__Given information__.
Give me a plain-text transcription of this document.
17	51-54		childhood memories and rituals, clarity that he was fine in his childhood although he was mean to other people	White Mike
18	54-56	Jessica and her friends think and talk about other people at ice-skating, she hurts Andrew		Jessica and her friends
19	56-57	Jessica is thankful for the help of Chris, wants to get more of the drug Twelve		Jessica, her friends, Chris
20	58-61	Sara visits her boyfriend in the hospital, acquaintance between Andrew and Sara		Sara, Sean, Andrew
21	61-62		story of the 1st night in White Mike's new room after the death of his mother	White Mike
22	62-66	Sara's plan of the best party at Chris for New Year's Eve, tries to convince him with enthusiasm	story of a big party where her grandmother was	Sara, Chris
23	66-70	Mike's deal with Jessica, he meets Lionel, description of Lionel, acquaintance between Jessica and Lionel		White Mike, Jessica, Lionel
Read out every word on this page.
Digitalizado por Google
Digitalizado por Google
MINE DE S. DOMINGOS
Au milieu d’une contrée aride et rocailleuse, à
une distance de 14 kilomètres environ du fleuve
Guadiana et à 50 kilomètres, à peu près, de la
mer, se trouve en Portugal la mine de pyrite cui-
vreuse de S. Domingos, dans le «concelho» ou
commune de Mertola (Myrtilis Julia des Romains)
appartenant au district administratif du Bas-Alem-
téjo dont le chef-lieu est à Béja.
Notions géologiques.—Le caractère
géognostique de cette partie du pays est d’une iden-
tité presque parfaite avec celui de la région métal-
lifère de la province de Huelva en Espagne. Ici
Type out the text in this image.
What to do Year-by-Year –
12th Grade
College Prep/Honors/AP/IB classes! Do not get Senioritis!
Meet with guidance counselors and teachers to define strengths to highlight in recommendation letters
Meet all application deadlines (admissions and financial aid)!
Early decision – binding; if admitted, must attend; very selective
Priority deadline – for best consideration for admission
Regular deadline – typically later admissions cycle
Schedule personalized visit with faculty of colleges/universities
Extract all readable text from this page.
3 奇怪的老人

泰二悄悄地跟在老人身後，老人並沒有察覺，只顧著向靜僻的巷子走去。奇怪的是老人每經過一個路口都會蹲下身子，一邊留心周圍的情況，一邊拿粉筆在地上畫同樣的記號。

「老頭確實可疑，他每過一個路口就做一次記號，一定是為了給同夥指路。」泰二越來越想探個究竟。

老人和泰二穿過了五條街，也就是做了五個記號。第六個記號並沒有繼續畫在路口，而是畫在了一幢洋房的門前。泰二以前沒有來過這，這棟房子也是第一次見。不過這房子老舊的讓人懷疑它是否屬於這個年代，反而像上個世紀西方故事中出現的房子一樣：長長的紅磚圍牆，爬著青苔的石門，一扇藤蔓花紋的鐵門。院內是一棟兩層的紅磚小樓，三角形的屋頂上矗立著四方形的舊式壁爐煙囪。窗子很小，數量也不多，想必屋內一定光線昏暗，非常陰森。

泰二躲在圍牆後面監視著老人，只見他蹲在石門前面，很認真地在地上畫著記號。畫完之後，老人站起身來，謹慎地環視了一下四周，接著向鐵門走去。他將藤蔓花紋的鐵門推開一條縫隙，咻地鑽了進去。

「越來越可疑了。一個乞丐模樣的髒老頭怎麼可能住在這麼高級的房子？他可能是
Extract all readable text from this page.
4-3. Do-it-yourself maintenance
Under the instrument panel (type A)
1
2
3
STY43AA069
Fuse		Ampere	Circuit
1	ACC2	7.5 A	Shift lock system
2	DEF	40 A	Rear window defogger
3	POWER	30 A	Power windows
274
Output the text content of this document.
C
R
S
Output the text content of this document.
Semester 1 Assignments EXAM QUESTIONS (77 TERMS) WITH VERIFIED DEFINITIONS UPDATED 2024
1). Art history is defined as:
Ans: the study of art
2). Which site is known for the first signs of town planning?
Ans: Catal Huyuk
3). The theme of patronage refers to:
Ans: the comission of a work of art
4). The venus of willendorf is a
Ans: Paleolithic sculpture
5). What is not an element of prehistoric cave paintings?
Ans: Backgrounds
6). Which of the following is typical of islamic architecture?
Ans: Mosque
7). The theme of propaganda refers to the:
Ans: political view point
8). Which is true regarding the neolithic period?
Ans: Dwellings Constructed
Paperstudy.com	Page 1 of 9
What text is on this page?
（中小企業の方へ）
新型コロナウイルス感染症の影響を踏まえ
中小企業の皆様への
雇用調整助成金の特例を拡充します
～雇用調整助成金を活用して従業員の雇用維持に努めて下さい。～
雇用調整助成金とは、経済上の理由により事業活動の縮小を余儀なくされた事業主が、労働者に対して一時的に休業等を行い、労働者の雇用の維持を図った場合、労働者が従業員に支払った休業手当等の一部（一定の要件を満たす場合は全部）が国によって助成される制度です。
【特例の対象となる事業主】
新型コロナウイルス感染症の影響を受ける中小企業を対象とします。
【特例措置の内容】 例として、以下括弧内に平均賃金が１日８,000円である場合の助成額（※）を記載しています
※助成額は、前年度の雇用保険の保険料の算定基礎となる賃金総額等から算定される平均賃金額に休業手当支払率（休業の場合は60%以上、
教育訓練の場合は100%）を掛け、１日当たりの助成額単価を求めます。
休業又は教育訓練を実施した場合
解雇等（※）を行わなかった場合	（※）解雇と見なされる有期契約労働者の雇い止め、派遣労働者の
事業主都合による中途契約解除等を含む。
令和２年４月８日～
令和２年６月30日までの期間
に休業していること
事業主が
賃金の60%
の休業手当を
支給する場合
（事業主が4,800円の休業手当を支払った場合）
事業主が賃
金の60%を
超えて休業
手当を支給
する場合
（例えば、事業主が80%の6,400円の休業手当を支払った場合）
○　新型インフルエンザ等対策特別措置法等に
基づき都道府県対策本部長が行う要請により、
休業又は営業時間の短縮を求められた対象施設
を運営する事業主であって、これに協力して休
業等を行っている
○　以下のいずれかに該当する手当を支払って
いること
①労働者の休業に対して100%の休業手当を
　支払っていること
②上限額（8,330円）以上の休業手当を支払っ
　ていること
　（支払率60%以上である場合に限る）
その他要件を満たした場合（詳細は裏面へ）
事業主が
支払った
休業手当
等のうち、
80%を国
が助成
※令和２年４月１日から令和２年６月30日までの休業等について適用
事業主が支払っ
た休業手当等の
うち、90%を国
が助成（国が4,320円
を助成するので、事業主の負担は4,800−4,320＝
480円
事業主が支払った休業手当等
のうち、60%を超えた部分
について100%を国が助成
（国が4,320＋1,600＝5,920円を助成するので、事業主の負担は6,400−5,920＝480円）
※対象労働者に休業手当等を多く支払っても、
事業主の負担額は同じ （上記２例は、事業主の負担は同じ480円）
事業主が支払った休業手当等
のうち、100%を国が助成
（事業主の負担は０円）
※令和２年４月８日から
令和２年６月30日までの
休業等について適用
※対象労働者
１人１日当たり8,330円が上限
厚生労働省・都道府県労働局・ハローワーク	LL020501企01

__Given request__.
Reproduce all of the entries word for word.

__The answer__.
Give me a plain-text transcription of this document.
17	51-54		childhood memories and rituals, clarity that he was fine in his childhood although he was mean to other people	White Mike
18	54-56	Jessica and her friends think and talk about other people at ice-skating, she hurts Andrew		Jessica and her friends
19	56-57	Jessica is thankful for the help of Chris, wants to get more of the drug Twelve		Jessica, her friends, Chris
20	58-61	Sara visits her boyfriend in the hospital, acquaintance between Andrew and Sara		Sara, Sean, Andrew
21	61-62		story of the 1st night in White Mike's new room after the death of his mother	White Mike
22	62-66	Sara's plan of the best party at Chris for New Year's Eve, tries to convince him with enthusiasm	story of a big party where her grandmother was	Sara, Chris
23	66-70	Mike's deal with Jessica, he meets Lionel, description of Lionel, acquaintance between Jessica and Lionel		White Mike, Jessica, Lionel
Read out every word on this page.
Digitalizado por Google
Digitalizado por Google
MINE DE S. DOMINGOS
Au milieu d’une contrée aride et rocailleuse, à
une distance de 14 kilomètres environ du fleuve
Guadiana et à 50 kilomètres, à peu près, de la
mer, se trouve en Portugal la mine de pyrite cui-
vreuse de S. Domingos, dans le «concelho» ou
commune de Mertola (Myrtilis Julia des Romains)
appartenant au district administratif du Bas-Alem-
téjo dont le chef-lieu est à Béja.
Notions géologiques.—Le caractère
géognostique de cette partie du pays est d’une iden-
tité presque parfaite avec celui de la région métal-
lifère de la province de Huelva en Espagne. Ici
Type out the text in this image.
What to do Year-by-Year –
12th Grade
College Prep/Honors/AP/IB classes! Do not get Senioritis!
Meet with guidance counselors and teachers to define strengths to highlight in recommendation letters
Meet all application deadlines (admissions and financial aid)!
Early decision – binding; if admitted, must attend; very selective
Priority deadline – for best consideration for admission
Regular deadline – typically later admissions cycle
Schedule personalized visit with faculty of colleges/universities
Extract all readable text from this page.
3 奇怪的老人

泰二悄悄地跟在老人身後，老人並沒有察覺，只顧著向靜僻的巷子走去。奇怪的是老人每經過一個路口都會蹲下身子，一邊留心周圍的情況，一邊拿粉筆在地上畫同樣的記號。

「老頭確實可疑，他每過一個路口就做一次記號，一定是為了給同夥指路。」泰二越來越想探個究竟。

老人和泰二穿過了五條街，也就是做了五個記號。第六個記號並沒有繼續畫在路口，而是畫在了一幢洋房的門前。泰二以前沒有來過這，這棟房子也是第一次見。不過這房子老舊的讓人懷疑它是否屬於這個年代，反而像上個世紀西方故事中出現的房子一樣：長長的紅磚圍牆，爬著青苔的石門，一扇藤蔓花紋的鐵門。院內是一棟兩層的紅磚小樓，三角形的屋頂上矗立著四方形的舊式壁爐煙囪。窗子很小，數量也不多，想必屋內一定光線昏暗，非常陰森。

泰二躲在圍牆後面監視著老人，只見他蹲在石門前面，很認真地在地上畫著記號。畫完之後，老人站起身來，謹慎地環視了一下四周，接著向鐵門走去。他將藤蔓花紋的鐵門推開一條縫隙，咻地鑽了進去。

「越來越可疑了。一個乞丐模樣的髒老頭怎麼可能住在這麼高級的房子？他可能是
Extract all readable text from this page.
4-3. Do-it-yourself maintenance
Under the instrument panel (type A)
1
2
3
STY43AA069
Fuse		Ampere	Circuit
1	ACC2	7.5 A	Shift lock system
2	DEF	40 A	Rear window defogger
3	POWER	30 A	Power windows
274
Output the text content of this document.
C
R
S
Output the text content of this document.
Semester 1 Assignments EXAM QUESTIONS (77 TERMS) WITH VERIFIED DEFINITIONS UPDATED 2024
1). Art history is defined as:
Ans: the study of art
2). Which site is known for the first signs of town planning?
Ans: Catal Huyuk
3). The theme of patronage refers to:
Ans: the comission of a work of art
4). The venus of willendorf is a
Ans: Paleolithic sculpture
5). What is not an element of prehistoric cave paintings?
Ans: Backgrounds
6). Which of the following is typical of islamic architecture?
Ans: Mosque
7). The theme of propaganda refers to the:
Ans: political view point
8). Which is true regarding the neolithic period?
Ans: Dwellings Constructed
Paperstudy.com	Page 1 of 9
What text is on this page?
（中小企業の方へ）
新型コロナウイルス感染症の影響を踏まえ
中小企業の皆様への
雇用調整助成金の特例を拡充します
～雇用調整助成金を活用して従業員の雇用維持に努めて下さい。～
雇用調整助成金とは、経済上の理由により事業活動の縮小を余儀なくされた事業主が、労働者に対して一時的に休業等を行い、労働者の雇用の維持を図った場合、労働者が従業員に支払った休業手当等の一部（一定の要件を満たす場合は全部）が国によって助成される制度です。
【特例の対象となる事業主】
新型コロナウイルス感染症の影響を受ける中小企業を対象とします。
【特例措置の内容】 例として、以下括弧内に平均賃金が１日８,000円である場合の助成額（※）を記載しています
※助成額は、前年度の雇用保険の保険料の算定基礎となる賃金総額等から算定される平均賃金額に休業手当支払率（休業の場合は60%以上、
教育訓練の場合は100%）を掛け、１日当たりの助成額単価を求めます。
休業又は教育訓練を実施した場合
解雇等（※）を行わなかった場合	（※）解雇と見なされる有期契約労働者の雇い止め、派遣労働者の
事業主都合による中途契約解除等を含む。
令和２年４月８日～
令和２年６月30日までの期間
に休業していること
事業主が
賃金の60%
の休業手当を
支給する場合
（事業主が4,800円の休業手当を支払った場合）
事業主が賃
金の60%を
超えて休業
手当を支給
する場合
（例えば、事業主が80%の6,400円の休業手当を支払った場合）
○　新型インフルエンザ等対策特別措置法等に
基づき都道府県対策本部長が行う要請により、
休業又は営業時間の短縮を求められた対象施設
を運営する事業主であって、これに協力して休
業等を行っている
○　以下のいずれかに該当する手当を支払って
いること
①労働者の休業に対して100%の休業手当を
　支払っていること
②上限額（8,330円）以上の休業手当を支払っ
　ていること
　（支払率60%以上である場合に限る）
その他要件を満たした場合（詳細は裏面へ）
事業主が
支払った
休業手当
等のうち、
80%を国
が助成
※令和２年４月１日から令和２年６月30日までの休業等について適用
事業主が支払っ
た休業手当等の
うち、90%を国
が助成（国が4,320円
を助成するので、事業主の負担は4,800−4,320＝
480円
事業主が支払った休業手当等
のうち、60%を超えた部分
について100%を国が助成
（国が4,320＋1,600＝5,920円を助成するので、事業主の負担は6,400−5,920＝480円）
※対象労働者に休業手当等を多く支払っても、
事業主の負担額は同じ （上記２例は、事業主の負担は同じ480円）
事業主が支払った休業手当等
のうち、100%を国が助成
（事業主の負担は０円）
※令和２年４月８日から
令和２年６月30日までの
休業等について適用
※対象労働者
１人１日当たり8,330円が上限
厚生労働省・都道府県労働局・ハローワーク	LL020501企01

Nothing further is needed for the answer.